Short task :: Select lines where the word "footer" appears.

Dataset records
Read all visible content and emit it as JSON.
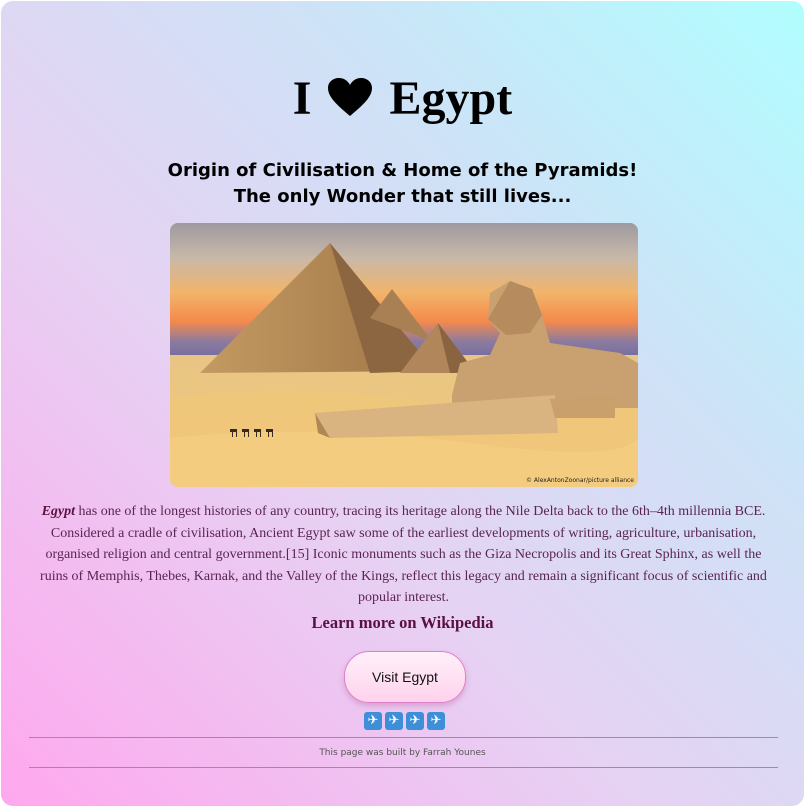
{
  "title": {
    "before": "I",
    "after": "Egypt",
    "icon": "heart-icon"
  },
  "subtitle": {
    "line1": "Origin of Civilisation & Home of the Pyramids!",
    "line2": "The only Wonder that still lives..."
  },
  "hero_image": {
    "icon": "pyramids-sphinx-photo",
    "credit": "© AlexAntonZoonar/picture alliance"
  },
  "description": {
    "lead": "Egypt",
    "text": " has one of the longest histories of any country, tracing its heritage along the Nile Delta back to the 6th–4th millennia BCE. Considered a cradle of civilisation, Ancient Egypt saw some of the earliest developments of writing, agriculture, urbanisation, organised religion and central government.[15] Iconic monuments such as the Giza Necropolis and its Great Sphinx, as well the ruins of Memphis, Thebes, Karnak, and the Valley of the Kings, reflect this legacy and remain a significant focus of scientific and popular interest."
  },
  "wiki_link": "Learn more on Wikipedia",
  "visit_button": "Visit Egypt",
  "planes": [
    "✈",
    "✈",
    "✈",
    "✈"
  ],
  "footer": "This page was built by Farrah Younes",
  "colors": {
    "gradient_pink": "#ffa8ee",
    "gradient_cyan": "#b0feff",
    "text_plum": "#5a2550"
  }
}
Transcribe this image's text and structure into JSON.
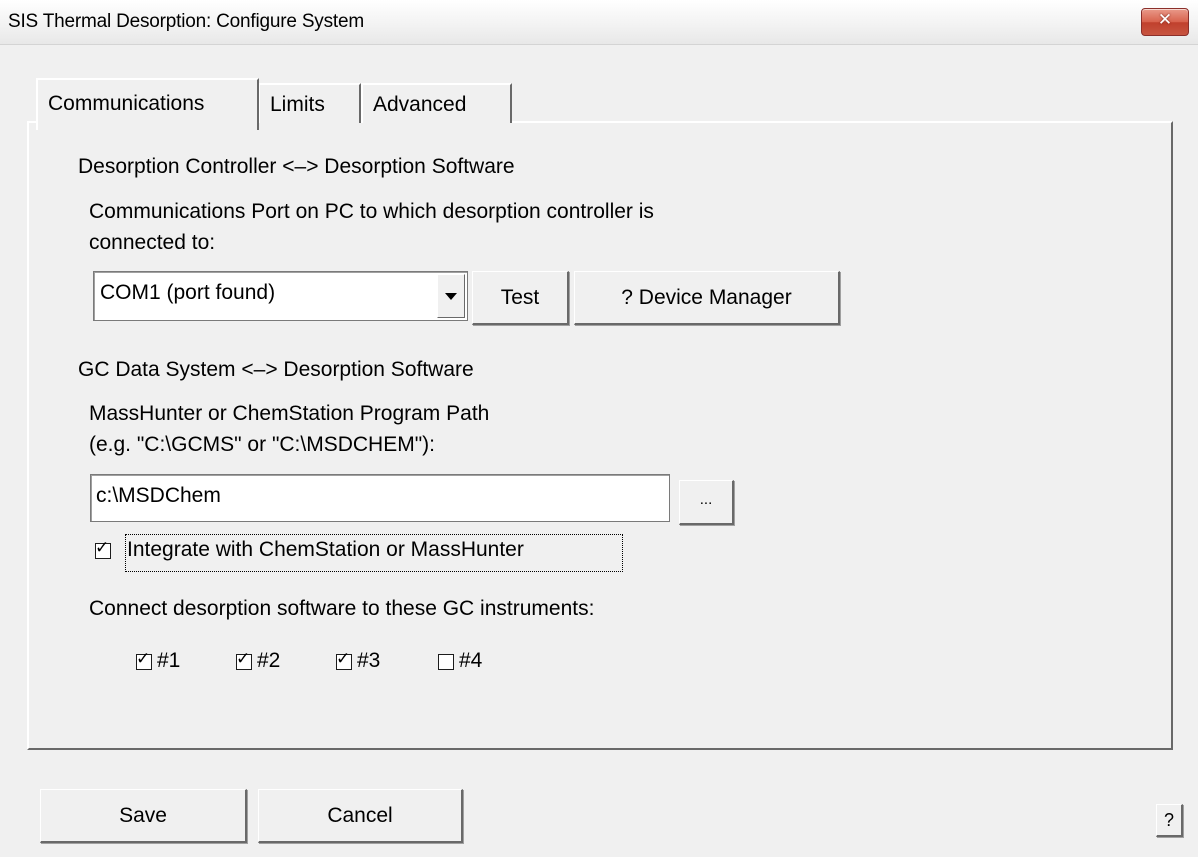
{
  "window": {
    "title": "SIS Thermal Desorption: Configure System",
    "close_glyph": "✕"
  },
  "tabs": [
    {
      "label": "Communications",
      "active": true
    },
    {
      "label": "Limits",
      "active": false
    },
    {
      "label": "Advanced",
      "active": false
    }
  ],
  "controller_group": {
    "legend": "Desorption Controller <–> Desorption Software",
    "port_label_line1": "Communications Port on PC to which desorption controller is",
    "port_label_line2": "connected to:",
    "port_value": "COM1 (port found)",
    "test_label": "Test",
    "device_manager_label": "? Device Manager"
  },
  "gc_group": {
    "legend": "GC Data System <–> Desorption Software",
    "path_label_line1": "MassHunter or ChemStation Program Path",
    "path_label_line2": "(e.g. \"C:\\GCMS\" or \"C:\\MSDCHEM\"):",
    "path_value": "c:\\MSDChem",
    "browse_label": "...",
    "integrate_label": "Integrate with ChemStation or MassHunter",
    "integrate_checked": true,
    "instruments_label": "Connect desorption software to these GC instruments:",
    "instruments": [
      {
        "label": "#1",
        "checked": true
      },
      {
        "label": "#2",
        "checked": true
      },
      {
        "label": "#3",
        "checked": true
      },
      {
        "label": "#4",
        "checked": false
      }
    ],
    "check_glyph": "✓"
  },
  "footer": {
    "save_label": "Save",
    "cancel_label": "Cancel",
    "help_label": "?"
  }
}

---

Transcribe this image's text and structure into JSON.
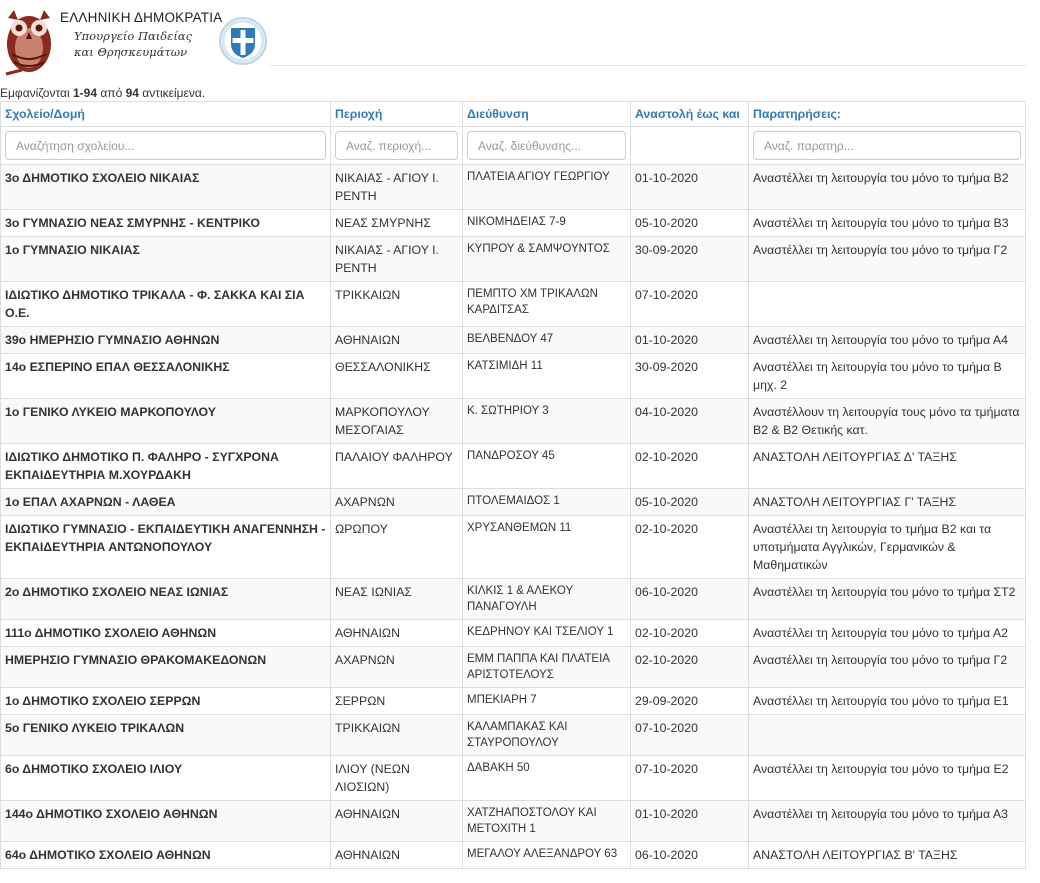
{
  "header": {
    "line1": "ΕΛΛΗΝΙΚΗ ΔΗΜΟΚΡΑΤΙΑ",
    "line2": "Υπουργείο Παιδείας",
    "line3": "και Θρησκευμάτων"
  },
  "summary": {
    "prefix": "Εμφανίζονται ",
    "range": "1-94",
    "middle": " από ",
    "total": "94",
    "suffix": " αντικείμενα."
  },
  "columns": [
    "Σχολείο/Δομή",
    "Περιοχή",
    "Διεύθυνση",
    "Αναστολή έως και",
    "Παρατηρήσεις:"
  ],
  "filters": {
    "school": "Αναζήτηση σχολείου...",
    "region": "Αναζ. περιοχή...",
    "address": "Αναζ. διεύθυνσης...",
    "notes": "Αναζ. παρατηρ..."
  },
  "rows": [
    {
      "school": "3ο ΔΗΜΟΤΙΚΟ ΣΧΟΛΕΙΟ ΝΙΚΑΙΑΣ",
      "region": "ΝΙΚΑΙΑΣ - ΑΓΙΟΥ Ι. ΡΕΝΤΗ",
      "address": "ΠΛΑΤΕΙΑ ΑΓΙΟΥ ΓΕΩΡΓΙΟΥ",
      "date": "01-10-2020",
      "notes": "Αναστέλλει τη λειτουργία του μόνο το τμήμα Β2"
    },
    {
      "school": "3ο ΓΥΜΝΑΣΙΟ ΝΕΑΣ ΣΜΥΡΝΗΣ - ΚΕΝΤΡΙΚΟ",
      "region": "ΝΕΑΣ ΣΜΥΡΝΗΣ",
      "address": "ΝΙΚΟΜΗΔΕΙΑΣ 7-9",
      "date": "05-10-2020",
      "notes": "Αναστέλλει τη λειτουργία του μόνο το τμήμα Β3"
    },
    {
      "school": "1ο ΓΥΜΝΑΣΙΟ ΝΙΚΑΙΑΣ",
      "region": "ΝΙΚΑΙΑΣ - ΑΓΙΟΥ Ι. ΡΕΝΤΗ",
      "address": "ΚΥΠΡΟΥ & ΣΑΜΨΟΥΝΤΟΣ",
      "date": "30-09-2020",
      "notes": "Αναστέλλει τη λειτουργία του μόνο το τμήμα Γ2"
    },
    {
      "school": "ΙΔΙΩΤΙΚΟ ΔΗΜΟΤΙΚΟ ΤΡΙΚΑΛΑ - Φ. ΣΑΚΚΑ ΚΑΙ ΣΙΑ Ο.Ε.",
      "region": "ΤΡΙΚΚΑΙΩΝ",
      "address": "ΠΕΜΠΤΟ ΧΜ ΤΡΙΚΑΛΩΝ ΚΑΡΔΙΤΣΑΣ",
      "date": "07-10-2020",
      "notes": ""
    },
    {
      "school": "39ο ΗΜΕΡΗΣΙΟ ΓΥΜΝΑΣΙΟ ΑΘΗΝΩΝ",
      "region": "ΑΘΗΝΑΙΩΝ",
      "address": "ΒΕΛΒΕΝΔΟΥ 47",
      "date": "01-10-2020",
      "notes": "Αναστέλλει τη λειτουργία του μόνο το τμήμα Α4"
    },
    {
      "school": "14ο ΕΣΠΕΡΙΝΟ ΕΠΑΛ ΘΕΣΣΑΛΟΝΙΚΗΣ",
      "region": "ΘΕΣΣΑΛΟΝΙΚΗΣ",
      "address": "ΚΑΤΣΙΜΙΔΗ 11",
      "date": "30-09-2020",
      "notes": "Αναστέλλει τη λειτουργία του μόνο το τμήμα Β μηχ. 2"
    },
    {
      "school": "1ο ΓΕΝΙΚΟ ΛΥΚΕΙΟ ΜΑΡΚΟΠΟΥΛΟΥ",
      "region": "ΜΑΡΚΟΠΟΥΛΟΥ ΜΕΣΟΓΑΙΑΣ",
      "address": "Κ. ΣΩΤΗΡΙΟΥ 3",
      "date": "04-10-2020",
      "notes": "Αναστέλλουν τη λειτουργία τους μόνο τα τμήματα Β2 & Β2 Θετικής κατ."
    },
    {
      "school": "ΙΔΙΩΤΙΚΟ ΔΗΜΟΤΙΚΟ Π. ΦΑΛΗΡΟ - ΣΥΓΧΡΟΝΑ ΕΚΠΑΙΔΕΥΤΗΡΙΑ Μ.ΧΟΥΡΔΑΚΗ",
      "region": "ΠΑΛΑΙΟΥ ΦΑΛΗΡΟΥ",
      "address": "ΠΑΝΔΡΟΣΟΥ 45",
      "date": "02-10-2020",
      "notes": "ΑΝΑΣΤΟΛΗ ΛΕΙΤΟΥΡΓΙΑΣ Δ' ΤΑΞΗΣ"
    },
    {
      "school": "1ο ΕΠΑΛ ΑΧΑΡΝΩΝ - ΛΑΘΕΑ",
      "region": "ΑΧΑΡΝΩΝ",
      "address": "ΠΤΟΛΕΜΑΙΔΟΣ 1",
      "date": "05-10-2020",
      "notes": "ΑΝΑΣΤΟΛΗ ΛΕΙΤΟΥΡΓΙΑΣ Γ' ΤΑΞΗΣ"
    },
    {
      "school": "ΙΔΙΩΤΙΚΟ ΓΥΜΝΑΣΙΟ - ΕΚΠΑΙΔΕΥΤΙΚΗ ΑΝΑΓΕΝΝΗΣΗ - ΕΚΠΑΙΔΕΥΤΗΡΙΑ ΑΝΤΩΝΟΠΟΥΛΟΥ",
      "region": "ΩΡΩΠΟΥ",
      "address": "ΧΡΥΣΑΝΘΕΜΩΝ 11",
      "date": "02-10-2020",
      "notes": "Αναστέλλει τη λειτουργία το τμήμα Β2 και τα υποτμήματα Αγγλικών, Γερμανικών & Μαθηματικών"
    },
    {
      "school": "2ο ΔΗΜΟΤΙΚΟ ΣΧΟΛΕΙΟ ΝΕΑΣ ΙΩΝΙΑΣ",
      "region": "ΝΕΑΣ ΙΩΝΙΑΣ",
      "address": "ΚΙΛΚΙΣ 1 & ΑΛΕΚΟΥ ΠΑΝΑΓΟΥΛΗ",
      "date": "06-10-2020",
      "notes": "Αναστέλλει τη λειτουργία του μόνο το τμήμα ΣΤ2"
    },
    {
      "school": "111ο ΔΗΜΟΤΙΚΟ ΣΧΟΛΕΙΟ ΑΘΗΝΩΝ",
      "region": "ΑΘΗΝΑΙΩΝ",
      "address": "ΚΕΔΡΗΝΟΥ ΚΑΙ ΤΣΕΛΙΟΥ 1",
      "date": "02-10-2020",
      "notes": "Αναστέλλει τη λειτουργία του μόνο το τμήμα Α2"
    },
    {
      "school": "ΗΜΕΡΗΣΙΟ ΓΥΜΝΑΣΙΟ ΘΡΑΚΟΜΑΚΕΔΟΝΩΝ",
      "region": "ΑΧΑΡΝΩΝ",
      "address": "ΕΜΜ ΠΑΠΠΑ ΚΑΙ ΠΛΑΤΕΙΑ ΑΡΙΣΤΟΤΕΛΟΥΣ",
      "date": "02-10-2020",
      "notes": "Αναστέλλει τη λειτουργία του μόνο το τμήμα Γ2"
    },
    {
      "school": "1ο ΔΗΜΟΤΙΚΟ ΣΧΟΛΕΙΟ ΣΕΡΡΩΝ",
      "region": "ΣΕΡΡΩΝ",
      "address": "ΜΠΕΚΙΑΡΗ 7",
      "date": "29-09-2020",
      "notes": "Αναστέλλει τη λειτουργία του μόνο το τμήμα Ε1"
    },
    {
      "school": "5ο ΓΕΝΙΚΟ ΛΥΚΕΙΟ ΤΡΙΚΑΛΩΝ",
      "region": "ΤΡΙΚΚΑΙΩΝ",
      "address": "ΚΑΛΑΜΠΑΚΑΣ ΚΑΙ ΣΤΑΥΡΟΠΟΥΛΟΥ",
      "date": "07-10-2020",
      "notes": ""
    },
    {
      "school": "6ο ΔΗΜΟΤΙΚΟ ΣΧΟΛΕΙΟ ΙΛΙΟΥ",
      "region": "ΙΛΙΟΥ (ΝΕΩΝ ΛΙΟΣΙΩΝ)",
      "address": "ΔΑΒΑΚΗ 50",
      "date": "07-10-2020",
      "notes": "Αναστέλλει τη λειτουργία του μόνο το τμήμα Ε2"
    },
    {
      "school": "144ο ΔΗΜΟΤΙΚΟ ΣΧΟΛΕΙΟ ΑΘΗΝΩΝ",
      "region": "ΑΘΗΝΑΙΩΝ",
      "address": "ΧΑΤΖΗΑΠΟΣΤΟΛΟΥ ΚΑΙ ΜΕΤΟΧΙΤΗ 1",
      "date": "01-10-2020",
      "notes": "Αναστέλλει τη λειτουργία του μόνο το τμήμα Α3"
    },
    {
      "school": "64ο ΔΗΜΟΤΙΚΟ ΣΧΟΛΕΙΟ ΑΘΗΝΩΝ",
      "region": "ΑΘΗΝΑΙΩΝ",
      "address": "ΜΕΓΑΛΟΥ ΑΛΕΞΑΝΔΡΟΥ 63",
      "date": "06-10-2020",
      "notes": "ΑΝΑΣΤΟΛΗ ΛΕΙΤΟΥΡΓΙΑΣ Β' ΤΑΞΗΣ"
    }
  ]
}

Solution below ::
  "footer": "This page was built by Farrah Younes",
  "footer": {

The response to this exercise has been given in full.